Goal
Repeat each line exactly, leaving nothing out.

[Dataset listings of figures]
····················
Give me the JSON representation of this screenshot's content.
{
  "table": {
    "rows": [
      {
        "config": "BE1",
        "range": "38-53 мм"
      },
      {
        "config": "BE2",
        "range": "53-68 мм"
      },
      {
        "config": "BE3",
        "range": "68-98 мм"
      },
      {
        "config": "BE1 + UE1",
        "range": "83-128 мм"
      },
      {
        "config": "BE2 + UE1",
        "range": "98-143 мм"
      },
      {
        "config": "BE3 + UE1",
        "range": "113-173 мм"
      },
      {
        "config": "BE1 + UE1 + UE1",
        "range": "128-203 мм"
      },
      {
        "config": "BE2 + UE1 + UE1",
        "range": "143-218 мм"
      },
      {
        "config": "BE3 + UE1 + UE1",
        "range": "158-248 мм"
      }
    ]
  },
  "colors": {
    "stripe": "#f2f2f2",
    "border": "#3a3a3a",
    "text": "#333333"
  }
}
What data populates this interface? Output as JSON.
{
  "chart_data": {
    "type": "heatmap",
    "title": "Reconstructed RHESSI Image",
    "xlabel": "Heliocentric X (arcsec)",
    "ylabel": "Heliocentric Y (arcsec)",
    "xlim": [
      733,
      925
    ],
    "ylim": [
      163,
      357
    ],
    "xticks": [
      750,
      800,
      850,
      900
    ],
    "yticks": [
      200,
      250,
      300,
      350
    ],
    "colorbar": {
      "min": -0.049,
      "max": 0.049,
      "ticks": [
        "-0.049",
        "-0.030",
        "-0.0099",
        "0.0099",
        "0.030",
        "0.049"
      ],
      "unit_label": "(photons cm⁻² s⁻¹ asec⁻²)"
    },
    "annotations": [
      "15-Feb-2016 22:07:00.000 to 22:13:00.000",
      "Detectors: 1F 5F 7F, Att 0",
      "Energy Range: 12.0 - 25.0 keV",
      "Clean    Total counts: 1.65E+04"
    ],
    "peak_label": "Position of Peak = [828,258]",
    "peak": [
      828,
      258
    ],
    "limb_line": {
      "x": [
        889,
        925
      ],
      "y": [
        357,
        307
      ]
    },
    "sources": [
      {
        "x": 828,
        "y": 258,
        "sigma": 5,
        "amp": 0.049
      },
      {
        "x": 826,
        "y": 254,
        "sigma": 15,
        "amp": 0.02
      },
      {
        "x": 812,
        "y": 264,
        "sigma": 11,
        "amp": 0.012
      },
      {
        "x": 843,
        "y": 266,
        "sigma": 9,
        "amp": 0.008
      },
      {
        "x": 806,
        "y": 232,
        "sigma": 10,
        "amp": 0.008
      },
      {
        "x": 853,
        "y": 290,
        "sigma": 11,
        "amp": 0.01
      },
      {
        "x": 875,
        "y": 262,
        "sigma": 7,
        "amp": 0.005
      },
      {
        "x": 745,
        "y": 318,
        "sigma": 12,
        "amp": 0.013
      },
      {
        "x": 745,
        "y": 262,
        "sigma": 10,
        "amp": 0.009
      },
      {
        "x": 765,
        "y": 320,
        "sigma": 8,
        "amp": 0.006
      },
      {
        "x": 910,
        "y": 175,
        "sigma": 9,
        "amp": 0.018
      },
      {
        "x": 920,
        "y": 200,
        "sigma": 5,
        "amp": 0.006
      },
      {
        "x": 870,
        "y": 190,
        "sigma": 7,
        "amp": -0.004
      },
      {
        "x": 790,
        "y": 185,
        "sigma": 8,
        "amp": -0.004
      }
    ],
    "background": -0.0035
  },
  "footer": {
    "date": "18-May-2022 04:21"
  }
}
····················
Answer in full
Give me the JSON representation of this screenshot's content.
{
  "table": {
    "rows": [
      {
        "config": "BE1",
        "range": "38-53 мм"
      },
      {
        "config": "BE2",
        "range": "53-68 мм"
      },
      {
        "config": "BE3",
        "range": "68-98 мм"
      },
      {
        "config": "BE1 + UE1",
        "range": "83-128 мм"
      },
      {
        "config": "BE2 + UE1",
        "range": "98-143 мм"
      },
      {
        "config": "BE3 + UE1",
        "range": "113-173 мм"
      },
      {
        "config": "BE1 + UE1 + UE1",
        "range": "128-203 мм"
      },
      {
        "config": "BE2 + UE1 + UE1",
        "range": "143-218 мм"
      },
      {
        "config": "BE3 + UE1 + UE1",
        "range": "158-248 мм"
      }
    ]
  },
  "colors": {
    "stripe": "#f2f2f2",
    "border": "#3a3a3a",
    "text": "#333333"
  }
}
What data populates this interface? Output as JSON.
{
  "chart_data": {
    "type": "heatmap",
    "title": "Reconstructed RHESSI Image",
    "xlabel": "Heliocentric X (arcsec)",
    "ylabel": "Heliocentric Y (arcsec)",
    "xlim": [
      733,
      925
    ],
    "ylim": [
      163,
      357
    ],
    "xticks": [
      750,
      800,
      850,
      900
    ],
    "yticks": [
      200,
      250,
      300,
      350
    ],
    "colorbar": {
      "min": -0.049,
      "max": 0.049,
      "ticks": [
        "-0.049",
        "-0.030",
        "-0.0099",
        "0.0099",
        "0.030",
        "0.049"
      ],
      "unit_label": "(photons cm⁻² s⁻¹ asec⁻²)"
    },
    "annotations": [
      "15-Feb-2016 22:07:00.000 to 22:13:00.000",
      "Detectors: 1F 5F 7F, Att 0",
      "Energy Range: 12.0 - 25.0 keV",
      "Clean    Total counts: 1.65E+04"
    ],
    "peak_label": "Position of Peak = [828,258]",
    "peak": [
      828,
      258
    ],
    "limb_line": {
      "x": [
        889,
        925
      ],
      "y": [
        357,
        307
      ]
    },
    "sources": [
      {
        "x": 828,
        "y": 258,
        "sigma": 5,
        "amp": 0.049
      },
      {
        "x": 826,
        "y": 254,
        "sigma": 15,
        "amp": 0.02
      },
      {
        "x": 812,
        "y": 264,
        "sigma": 11,
        "amp": 0.012
      },
      {
        "x": 843,
        "y": 266,
        "sigma": 9,
        "amp": 0.008
      },
      {
        "x": 806,
        "y": 232,
        "sigma": 10,
        "amp": 0.008
      },
      {
        "x": 853,
        "y": 290,
        "sigma": 11,
        "amp": 0.01
      },
      {
        "x": 875,
        "y": 262,
        "sigma": 7,
        "amp": 0.005
      },
      {
        "x": 745,
        "y": 318,
        "sigma": 12,
        "amp": 0.013
      },
      {
        "x": 745,
        "y": 262,
        "sigma": 10,
        "amp": 0.009
      },
      {
        "x": 765,
        "y": 320,
        "sigma": 8,
        "amp": 0.006
      },
      {
        "x": 910,
        "y": 175,
        "sigma": 9,
        "amp": 0.018
      },
      {
        "x": 920,
        "y": 200,
        "sigma": 5,
        "amp": 0.006
      },
      {
        "x": 870,
        "y": 190,
        "sigma": 7,
        "amp": -0.004
      },
      {
        "x": 790,
        "y": 185,
        "sigma": 8,
        "amp": -0.004
      }
    ],
    "background": -0.0035
  },
  "footer": {
    "date": "18-May-2022 04:21"
  }
}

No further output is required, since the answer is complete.